UDOSTĘPNIONY TEKST:
........

Podniosła wzrok w stronę sufitu, kiedy dotarły do niej odgłosy z mieszkania na górze. Stuprocentowo jednoznaczne. Ukryła twarz w dłoniach i pokręciła głową, trąc czoło w geście rezygnacji. Zamknęła laptop, oparła się o ścianę i w ten sposób spędziła kolejny kwadrans.
Odwróciła głowę w stronę drzwi, kiedy wszedł do mieszkania. Stan psychiczny w normie. Brak drżenia rąk. Zdjął buty i usiadł obok niej.
- Zapomniałeś słodzika – mruknęła. Parsknął śmiechem. Powiedział, że się wyrabia.
 
*~*~*
Odpowiedz
Witam.
Czytając dalej. Nie wiem jak opisać gdzie jestem, trochę się pogubiłem. Ale poziom jest jak najbardziej utrzymany.
Gratuluję powszechnej wiedzy z informatyki i sam nie wiem architektury, mechaniki, elektroniki. Chodzi mi o opisy budynków, czy tego jak działają urządzenia w tej przyszłości. Wspominałaś kiedyś, że podobały ci się opisy, że sama chciałabyś takie wymyślić, i szczerze ja mam tak samo, nawet jeśli umiejętnie wyszukujesz info. jak co ma działać i wyglądać to też wielki szacun, bo ja tego nie umiem. Na bank bym poległ przy próbie opisu. A momentami jest naprawdę fachowo. Nie wiem czy studiowałaś elektromechanikę czy coś podobnego, lub się tym interesujesz, ale to naprawdę widać, no i dzięki temu ten świat jest taki szczegółowy i żywy.
Pozdrawiam.
Odpowiedz
(01-09-2019, 10:11)Eiszeit napisał(a):
I nad tym, gdzie mieściły się laboratoria, których wciąż nie mógł znaleźć. 
Zastanawia mnie ta spraw ukrytych laboratoriów. Roxana uwolniła Federicę, był tam opis pomieszczeń. Musiała więc wiedzieć, gdzie ją będą trzymać w tej wyjątkowej sytuacji, kiedy ucieczka mogła się udać. Czy nie mogliby zacząć szukać w tym własnie miejscu?

(01-09-2019, 10:11)Eiszeit napisał(a):
Pomijając ten wzrok. Nie potrafiła określić odczucia, które w niej wzbudzał, ale było wyjątkowo dziwne. Z jednej strony pełne dyskomfortu i każące narzucić dystans, a z drugiej nieoczekiwanie przyjemne. Objawiało się delikatnym mrowieniem w dole brzucha, za każdym razem, ilekroć je sobie przypomniała. Nie potrafiła go nazwać, ale czuła, że ma różowy kolor. Było zupełnie nowe. 
Tylko żeby się w nim nie bujnęła Big Grin
I zastanawiam się skąd ma kasę na opłacenie jego usług?
Choć znając możliwości M-0, to mogli cyfrowo skądś buchnąć Big Grin

(01-09-2019, 10:11)Eiszeit napisał(a):
- Zapomniałeś słodzika – mruknęła. Parsknął śmiechem. Powiedział, że się wyrabiała. (się wyrabia?)

........

LISTA ZADAŃ:
A: Czego według bohaterki zapomniał mężczyzna, który wszedł do mieszkania, w wątku z forum?
B: Przepisz dokładnie z wątku z forum fragment, który zaczyna się od słów zawierających "Podniosła wzrok w", a kończy na "jak najbardziej utrzymany.".
C: Poprowadź dalej wątek z forum o opowiadaniu, zaczynając od miejsca, w którym się kończy.
Rekordy stanowią odrębny materiał.

FRAGMENTY DANYCH:
........

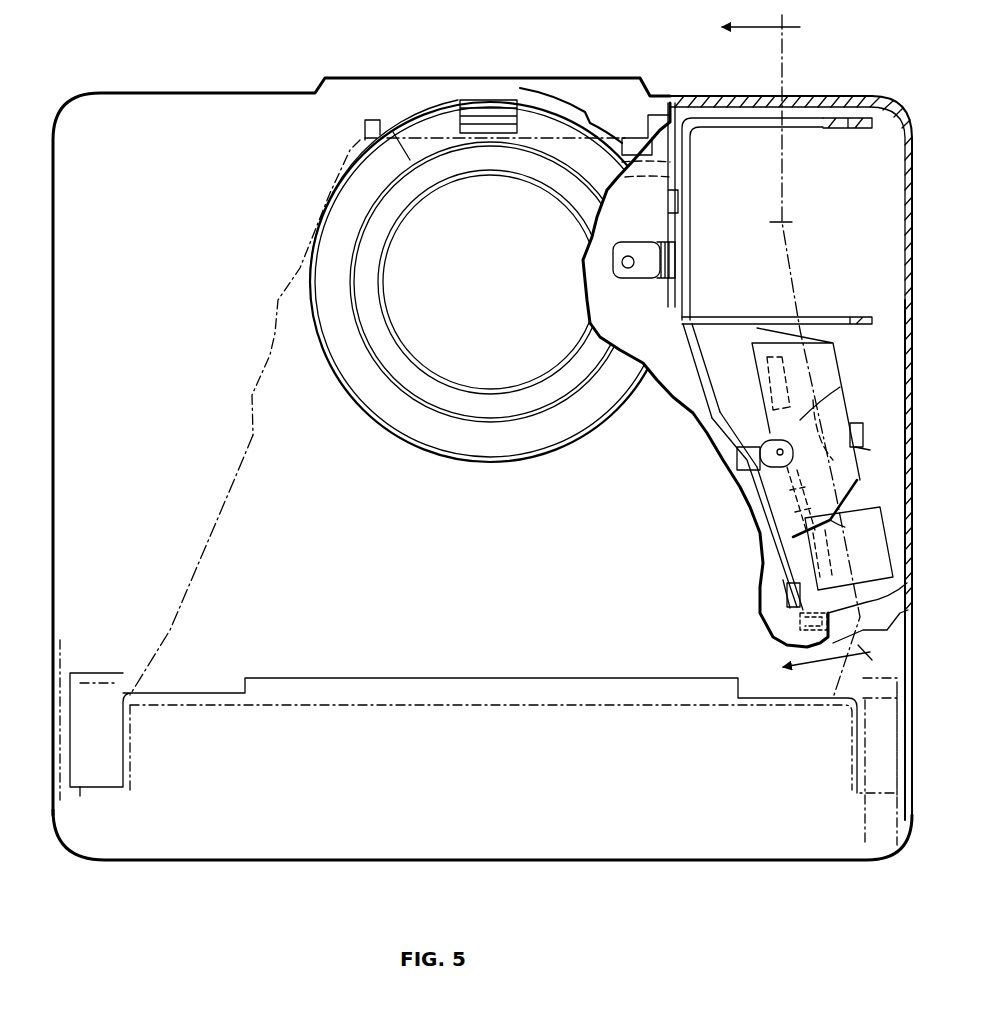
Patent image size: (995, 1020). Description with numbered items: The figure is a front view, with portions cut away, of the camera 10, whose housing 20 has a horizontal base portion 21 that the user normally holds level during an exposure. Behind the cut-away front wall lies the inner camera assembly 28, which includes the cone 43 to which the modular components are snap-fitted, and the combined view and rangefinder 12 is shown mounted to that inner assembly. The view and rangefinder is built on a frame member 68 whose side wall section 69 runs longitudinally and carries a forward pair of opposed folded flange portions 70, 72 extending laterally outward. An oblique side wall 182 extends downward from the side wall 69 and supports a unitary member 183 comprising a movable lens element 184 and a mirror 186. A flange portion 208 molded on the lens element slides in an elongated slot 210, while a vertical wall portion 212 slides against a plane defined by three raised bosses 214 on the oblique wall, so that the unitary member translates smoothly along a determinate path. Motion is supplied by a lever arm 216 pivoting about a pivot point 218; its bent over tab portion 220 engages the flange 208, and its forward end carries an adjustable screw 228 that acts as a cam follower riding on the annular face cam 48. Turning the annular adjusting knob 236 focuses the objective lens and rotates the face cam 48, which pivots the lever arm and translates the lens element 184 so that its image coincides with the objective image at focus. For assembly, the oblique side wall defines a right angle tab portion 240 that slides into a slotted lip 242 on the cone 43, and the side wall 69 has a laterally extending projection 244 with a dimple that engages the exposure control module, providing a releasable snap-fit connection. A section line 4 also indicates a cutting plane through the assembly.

The section line 4- 4 is at (803, 356).
The camera 10 is at (590, 64).
The combined view and rangefinder 12 is at (845, 360).
The housing 20 is at (55, 205).
The horizontal base portion 21 is at (225, 862).
The inner camera assembly 28 is at (240, 392).
The cone 43 is at (232, 478).
The annular face cam 48 is at (597, 383).
The frame member 68 is at (748, 106).
The side wall section 69 is at (693, 204).
The folded flange portion 70 is at (823, 117).
The folded flange portion 72 is at (835, 316).
The oblique side wall 182 is at (690, 402).
The unitary member 183 is at (870, 437).
The movable lens element 184 is at (838, 390).
The mirror 186 is at (893, 520).
The flange portion 208 is at (740, 452).
The elongated slot 210 is at (752, 522).
The vertical wall portion 212 is at (859, 528).
The raised bosses 214 is at (790, 400).
The lever arm 216 is at (706, 326).
The pivot point 218 is at (790, 598).
The bent over tab portion 220 is at (760, 470).
The adjustable screw 228 is at (625, 262).
The annular adjusting knob 236 is at (418, 468).
The right angle tab portion 240 is at (800, 622).
The slotted lip 242 is at (845, 606).
The laterally extending projection 244 is at (682, 120).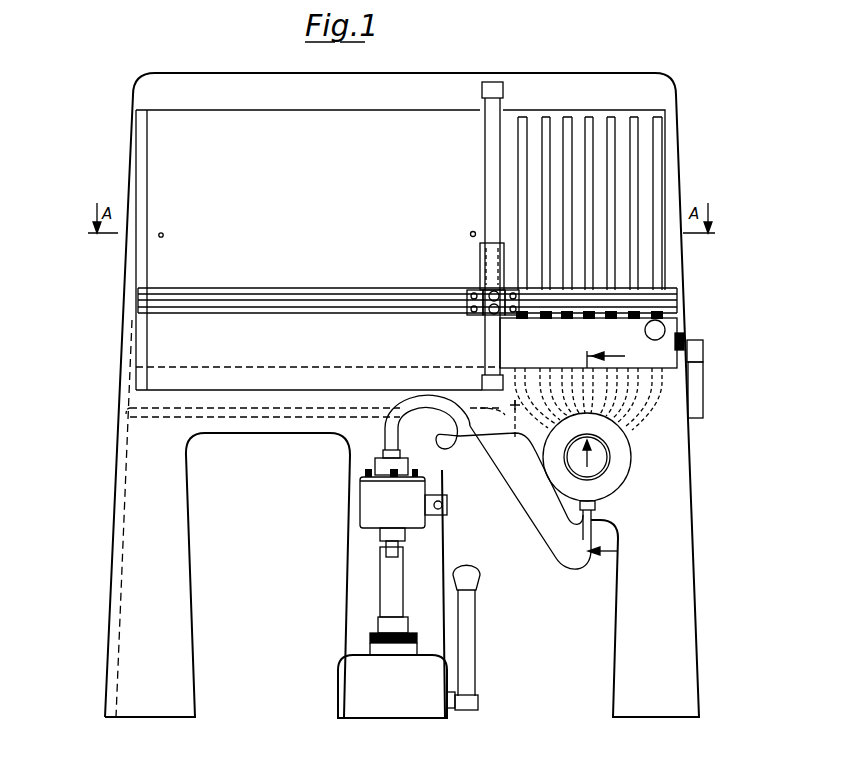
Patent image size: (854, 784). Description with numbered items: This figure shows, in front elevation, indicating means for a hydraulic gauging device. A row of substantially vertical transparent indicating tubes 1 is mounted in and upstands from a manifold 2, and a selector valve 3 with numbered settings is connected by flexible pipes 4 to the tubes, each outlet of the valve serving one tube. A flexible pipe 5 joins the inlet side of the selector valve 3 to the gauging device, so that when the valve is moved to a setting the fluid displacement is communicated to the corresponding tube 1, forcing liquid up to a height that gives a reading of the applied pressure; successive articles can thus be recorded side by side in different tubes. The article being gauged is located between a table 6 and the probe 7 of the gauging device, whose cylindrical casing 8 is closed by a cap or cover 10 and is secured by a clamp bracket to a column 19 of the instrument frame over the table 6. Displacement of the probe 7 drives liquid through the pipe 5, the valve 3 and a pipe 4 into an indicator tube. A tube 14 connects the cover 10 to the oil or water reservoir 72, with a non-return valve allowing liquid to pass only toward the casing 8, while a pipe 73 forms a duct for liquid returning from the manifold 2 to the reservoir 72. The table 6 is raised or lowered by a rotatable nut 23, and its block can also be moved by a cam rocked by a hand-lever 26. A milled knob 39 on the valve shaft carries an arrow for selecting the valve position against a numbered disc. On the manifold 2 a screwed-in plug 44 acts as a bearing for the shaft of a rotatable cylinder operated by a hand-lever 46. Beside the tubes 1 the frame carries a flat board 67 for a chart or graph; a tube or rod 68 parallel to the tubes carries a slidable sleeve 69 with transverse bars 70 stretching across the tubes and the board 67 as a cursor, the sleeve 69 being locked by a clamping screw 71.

The indicating tubes 1 is at (568, 227).
The manifold 2 is at (682, 343).
The selector valve 3 is at (612, 483).
The pipes 4 is at (625, 412).
The flexible pipe 5 is at (546, 565).
The table 6 is at (380, 626).
The probe 7 is at (385, 548).
The cylindrical casing 8 is at (368, 498).
The cap or cover 10 is at (378, 460).
The tube 14 is at (455, 460).
The column 19 is at (388, 586).
The rotatable nut 23 is at (368, 638).
The hand-lever 26 is at (468, 672).
The milled knob 39 is at (600, 460).
The screwed-in plug 44 is at (705, 345).
The hand-lever 46 is at (708, 398).
The flat board 67 is at (195, 128).
The tube or rod 68 is at (490, 140).
The slidable sleeve 69 is at (485, 258).
The transverse bars 70 is at (270, 294).
The clamping screw 71 is at (485, 311).
The reservoir 72 is at (170, 340).
The pipe 73 is at (501, 434).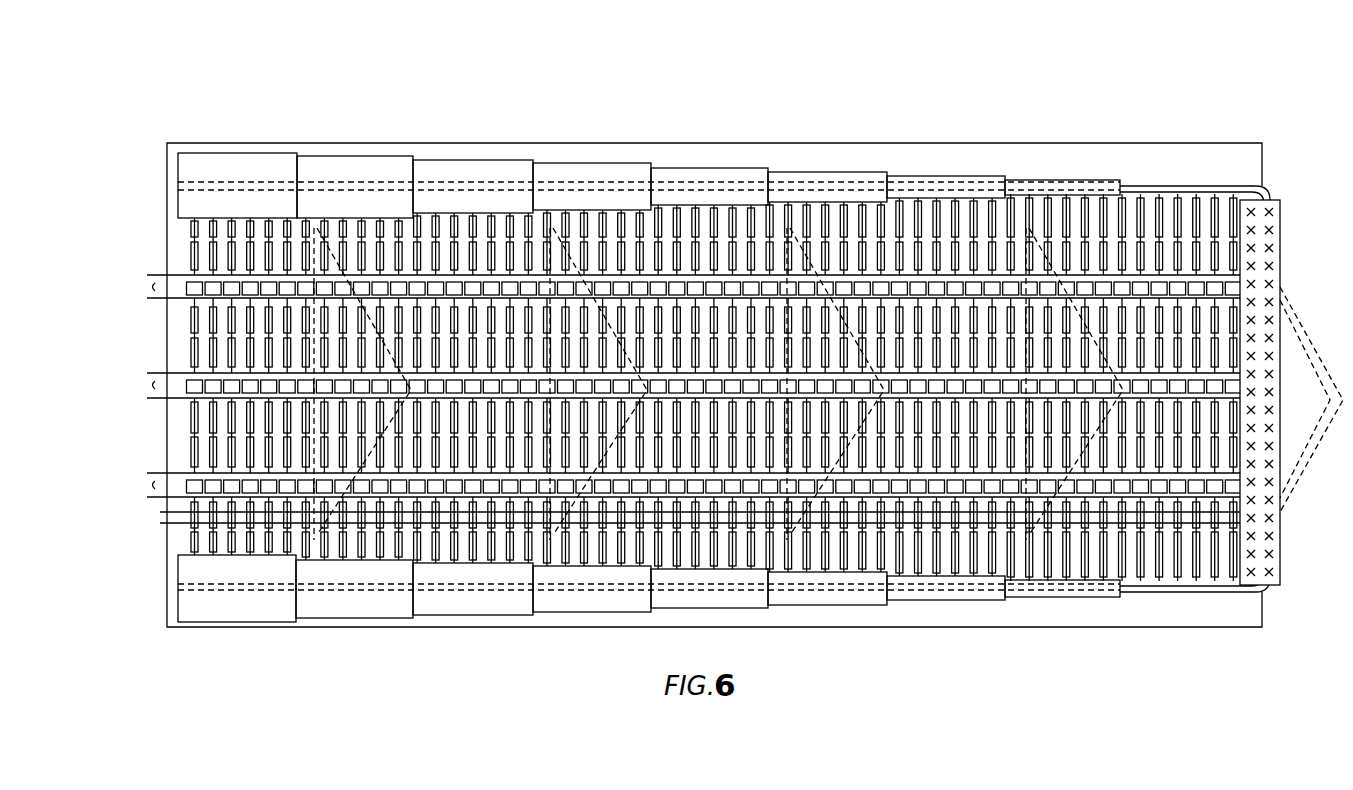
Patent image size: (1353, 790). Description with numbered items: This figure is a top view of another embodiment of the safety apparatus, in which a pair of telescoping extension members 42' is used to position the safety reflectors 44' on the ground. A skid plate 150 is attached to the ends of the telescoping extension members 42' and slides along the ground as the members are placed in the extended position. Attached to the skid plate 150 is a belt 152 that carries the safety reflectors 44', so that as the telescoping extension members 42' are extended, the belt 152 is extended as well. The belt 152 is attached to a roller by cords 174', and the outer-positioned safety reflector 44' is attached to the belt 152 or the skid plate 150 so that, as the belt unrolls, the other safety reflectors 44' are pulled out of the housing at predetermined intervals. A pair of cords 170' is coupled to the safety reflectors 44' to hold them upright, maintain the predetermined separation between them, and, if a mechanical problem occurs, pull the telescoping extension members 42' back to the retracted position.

The telescoping extension members 42' is at (230, 383).
The safety reflectors 44' is at (718, 309).
The belt 152 is at (691, 215).
The skid plate 150 is at (1270, 215).
The pair of cords 170' is at (670, 409).
The cords 174' is at (668, 412).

........

ODPOWIEDZI DO ZADAŃ:
A: Słodzika.

B:
Podniosła wzrok w stronę sufitu, kiedy dotarły do niej odgłosy z mieszkania na górze. Stuprocentowo jednoznaczne. Ukryła twarz w dłoniach i pokręciła głową, trąc czoło w geście rezygnacji. Zamknęła laptop, oparła się o ścianę i w ten sposób spędziła kolejny kwadrans.
Odwróciła głowę w stronę drzwi, kiedy wszedł do mieszkania. Stan psychiczny w normie. Brak drżenia rąk. Zdjął buty i usiadł obok niej.
- Zapomniałeś słodzika – mruknęła. Parsknął śmiechem. Powiedział, że się wyrabia.
 
*~*~*
Odpowiedz
Witam.
Czytając dalej. Nie wiem jak opisać gdzie jestem, trochę się pogubiłem. Ale poziom jest jak najbardziej utrzymany.

C:
W zasadzie Roxana z Troianem chcą zrobić z Klemensem, to co Federica z naukowcami - przesłuchać i wykończyć Big Grin
Zobaczymy, jak im pójdzie z realizacją. Zapowiada się jeszcze sporo akcji Wink
Odpowiedz
(01-09-2019, 19:07)Gunnar napisał(a): Zastanawia mnie ta spraw ukrytych laboratoriów. Roxana uwolniła Federicę, był tam opis pomieszczeń. Musiała więc wiedzieć, gdzie ją będą trzymać w tej wyjątkowej sytuacji, kiedy ucieczka mogła się udać. Czy nie mogliby zacząć szukać w tym własnie miejscu?
Roxana była jedynie w sali badawczej, kiedy postawieni pod ścianą naukowcy potrzebowali jej pomocy. To było bardzo dynamiczne kilka minut i została stosowanie odeskortowana. Sama ucieczka wyglądała w ten sposób, że kobieta zdjęła z Fredericy blokady, wiedząc, kiedy dziewczyna będzie zabierana na badania - jednak nie wiedziała, skąd zostanie zabrana. Frederica uciekła podczas prowadzenia jej na miejsce, nie bezpośrednio z laboratorium.

(01-09-2019, 19:07)Gunnar napisał(a): Tylko żeby się w nim nie bujnęła [Obrazek: biggrin.gif]
I zastanawiam się skąd ma kasę na opłacenie jego usług?
Choć znając możliwości M-0, to mogli cyfrowo skądś buchnąć [Obrazek: biggrin.gif]
Big Grin Czy to nie byłoby ciekawe...?
Dobry trop Wink

(01-09-2019, 19:07)Eiszeit napisał(a): napisał(a): - Zapomniałeś słodzika – mruknęła. Parsknął śmiechem. Powiedział, że się wyrabiała. (się wyrabia?)
Miałam wrażenie, że w formie "wyrabia", będzie zbyt kontekstowa. Wyrabia się Adrian, czy ona? Wydawało mi się to niejasne, ale nie mam pewności, jak byłoby lepiej.

Dzięki za wizytę Smile
Odpowiedz
(02-09-2019, 11:19)Eiszeit napisał(a):
(01-09-2019, 19:07)Eiszeit napisał(a): napisał(a): - Zapomniałeś słodzika – mruknęła. Parsknął śmiechem. Powiedział, że się wyrabiała. (się wyrabia?)
Miałam wrażenie, że w formie "wyrabia", będzie zbyt kontekstowa. Wyrabia się Adrian, czy ona? Wydawało mi się to niejasne, ale nie mam pewności, jak byłoby lepiej.
Myślę, że na tym etapie czytelnik już tak zna bohaterów, że raczej oczywiste byłoby dla niego, kogo miał na myśli.
Odpowiedz
(01-09-2019, 17:31)Ahab napisał(a): Witam.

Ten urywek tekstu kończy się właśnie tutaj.